**Problem description**:
Write out the records below once more, exactly as they stand.

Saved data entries
|---|
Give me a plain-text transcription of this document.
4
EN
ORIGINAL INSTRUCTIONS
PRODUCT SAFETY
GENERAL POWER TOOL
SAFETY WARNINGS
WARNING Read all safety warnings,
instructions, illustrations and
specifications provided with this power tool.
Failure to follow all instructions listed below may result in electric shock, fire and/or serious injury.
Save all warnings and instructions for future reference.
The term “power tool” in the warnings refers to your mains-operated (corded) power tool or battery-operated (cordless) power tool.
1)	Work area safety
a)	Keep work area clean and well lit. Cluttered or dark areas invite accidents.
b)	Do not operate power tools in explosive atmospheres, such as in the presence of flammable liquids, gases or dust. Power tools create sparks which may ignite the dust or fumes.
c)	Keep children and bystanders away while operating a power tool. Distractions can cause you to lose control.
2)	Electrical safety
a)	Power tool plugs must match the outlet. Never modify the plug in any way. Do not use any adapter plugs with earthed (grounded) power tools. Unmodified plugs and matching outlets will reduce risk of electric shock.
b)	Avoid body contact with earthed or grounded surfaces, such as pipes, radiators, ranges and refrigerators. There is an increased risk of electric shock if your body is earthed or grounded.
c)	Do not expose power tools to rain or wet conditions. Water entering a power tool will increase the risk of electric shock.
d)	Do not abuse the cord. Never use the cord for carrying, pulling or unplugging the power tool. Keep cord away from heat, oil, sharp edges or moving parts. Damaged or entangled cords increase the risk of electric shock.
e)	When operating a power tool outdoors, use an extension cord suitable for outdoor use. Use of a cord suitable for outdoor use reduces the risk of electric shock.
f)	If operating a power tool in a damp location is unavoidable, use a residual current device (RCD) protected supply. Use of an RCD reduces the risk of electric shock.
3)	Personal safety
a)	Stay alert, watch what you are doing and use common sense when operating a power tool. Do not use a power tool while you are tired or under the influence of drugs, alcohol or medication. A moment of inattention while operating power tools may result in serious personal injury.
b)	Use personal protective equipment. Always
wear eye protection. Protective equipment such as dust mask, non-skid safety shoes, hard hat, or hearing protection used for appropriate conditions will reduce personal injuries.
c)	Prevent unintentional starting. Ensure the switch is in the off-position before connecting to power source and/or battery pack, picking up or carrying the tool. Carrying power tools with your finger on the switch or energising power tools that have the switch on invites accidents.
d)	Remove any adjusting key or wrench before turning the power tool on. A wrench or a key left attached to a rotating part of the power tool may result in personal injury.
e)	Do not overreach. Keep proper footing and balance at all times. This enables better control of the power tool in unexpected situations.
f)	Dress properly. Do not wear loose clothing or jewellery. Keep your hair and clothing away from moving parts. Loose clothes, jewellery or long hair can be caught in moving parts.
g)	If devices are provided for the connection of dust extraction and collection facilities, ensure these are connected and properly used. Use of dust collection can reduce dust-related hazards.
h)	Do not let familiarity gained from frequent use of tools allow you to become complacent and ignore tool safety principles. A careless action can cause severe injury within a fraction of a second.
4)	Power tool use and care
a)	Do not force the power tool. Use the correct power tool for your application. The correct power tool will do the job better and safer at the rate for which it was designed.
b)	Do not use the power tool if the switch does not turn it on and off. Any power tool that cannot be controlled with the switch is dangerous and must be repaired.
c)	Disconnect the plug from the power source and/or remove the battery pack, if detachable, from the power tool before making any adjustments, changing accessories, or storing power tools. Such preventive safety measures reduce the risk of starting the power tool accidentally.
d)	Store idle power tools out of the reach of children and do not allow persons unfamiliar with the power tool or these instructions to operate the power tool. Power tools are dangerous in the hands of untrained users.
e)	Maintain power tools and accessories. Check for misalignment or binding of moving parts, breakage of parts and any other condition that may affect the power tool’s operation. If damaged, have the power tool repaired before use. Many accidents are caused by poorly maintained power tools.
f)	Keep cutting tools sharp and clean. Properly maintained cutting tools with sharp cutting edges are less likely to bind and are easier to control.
|---|
**Exercise solution**:
Give me a plain-text transcription of this document.
4
EN
ORIGINAL INSTRUCTIONS
PRODUCT SAFETY
GENERAL POWER TOOL
SAFETY WARNINGS
WARNING Read all safety warnings,
instructions, illustrations and
specifications provided with this power tool.
Failure to follow all instructions listed below may result in electric shock, fire and/or serious injury.
Save all warnings and instructions for future reference.
The term “power tool” in the warnings refers to your mains-operated (corded) power tool or battery-operated (cordless) power tool.
1)	Work area safety
a)	Keep work area clean and well lit. Cluttered or dark areas invite accidents.
b)	Do not operate power tools in explosive atmospheres, such as in the presence of flammable liquids, gases or dust. Power tools create sparks which may ignite the dust or fumes.
c)	Keep children and bystanders away while operating a power tool. Distractions can cause you to lose control.
2)	Electrical safety
a)	Power tool plugs must match the outlet. Never modify the plug in any way. Do not use any adapter plugs with earthed (grounded) power tools. Unmodified plugs and matching outlets will reduce risk of electric shock.
b)	Avoid body contact with earthed or grounded surfaces, such as pipes, radiators, ranges and refrigerators. There is an increased risk of electric shock if your body is earthed or grounded.
c)	Do not expose power tools to rain or wet conditions. Water entering a power tool will increase the risk of electric shock.
d)	Do not abuse the cord. Never use the cord for carrying, pulling or unplugging the power tool. Keep cord away from heat, oil, sharp edges or moving parts. Damaged or entangled cords increase the risk of electric shock.
e)	When operating a power tool outdoors, use an extension cord suitable for outdoor use. Use of a cord suitable for outdoor use reduces the risk of electric shock.
f)	If operating a power tool in a damp location is unavoidable, use a residual current device (RCD) protected supply. Use of an RCD reduces the risk of electric shock.
3)	Personal safety
a)	Stay alert, watch what you are doing and use common sense when operating a power tool. Do not use a power tool while you are tired or under the influence of drugs, alcohol or medication. A moment of inattention while operating power tools may result in serious personal injury.
b)	Use personal protective equipment. Always
wear eye protection. Protective equipment such as dust mask, non-skid safety shoes, hard hat, or hearing protection used for appropriate conditions will reduce personal injuries.
c)	Prevent unintentional starting. Ensure the switch is in the off-position before connecting to power source and/or battery pack, picking up or carrying the tool. Carrying power tools with your finger on the switch or energising power tools that have the switch on invites accidents.
d)	Remove any adjusting key or wrench before turning the power tool on. A wrench or a key left attached to a rotating part of the power tool may result in personal injury.
e)	Do not overreach. Keep proper footing and balance at all times. This enables better control of the power tool in unexpected situations.
f)	Dress properly. Do not wear loose clothing or jewellery. Keep your hair and clothing away from moving parts. Loose clothes, jewellery or long hair can be caught in moving parts.
g)	If devices are provided for the connection of dust extraction and collection facilities, ensure these are connected and properly used. Use of dust collection can reduce dust-related hazards.
h)	Do not let familiarity gained from frequent use of tools allow you to become complacent and ignore tool safety principles. A careless action can cause severe injury within a fraction of a second.
4)	Power tool use and care
a)	Do not force the power tool. Use the correct power tool for your application. The correct power tool will do the job better and safer at the rate for which it was designed.
b)	Do not use the power tool if the switch does not turn it on and off. Any power tool that cannot be controlled with the switch is dangerous and must be repaired.
c)	Disconnect the plug from the power source and/or remove the battery pack, if detachable, from the power tool before making any adjustments, changing accessories, or storing power tools. Such preventive safety measures reduce the risk of starting the power tool accidentally.
d)	Store idle power tools out of the reach of children and do not allow persons unfamiliar with the power tool or these instructions to operate the power tool. Power tools are dangerous in the hands of untrained users.
e)	Maintain power tools and accessories. Check for misalignment or binding of moving parts, breakage of parts and any other condition that may affect the power tool’s operation. If damaged, have the power tool repaired before use. Many accidents are caused by poorly maintained power tools.
f)	Keep cutting tools sharp and clean. Properly maintained cutting tools with sharp cutting edges are less likely to bind and are easier to control.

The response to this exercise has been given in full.